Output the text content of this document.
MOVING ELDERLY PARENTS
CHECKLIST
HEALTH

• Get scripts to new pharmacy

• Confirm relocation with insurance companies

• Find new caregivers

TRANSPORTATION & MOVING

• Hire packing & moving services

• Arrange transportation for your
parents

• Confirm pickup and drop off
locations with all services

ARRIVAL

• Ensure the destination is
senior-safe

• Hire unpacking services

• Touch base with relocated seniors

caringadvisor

* **Set problem**: Each line that holds the word "Confirm" should be extracted from the records.

* **Result for this task**:
• Confirm relocation with insurance companies
• Confirm pickup and drop off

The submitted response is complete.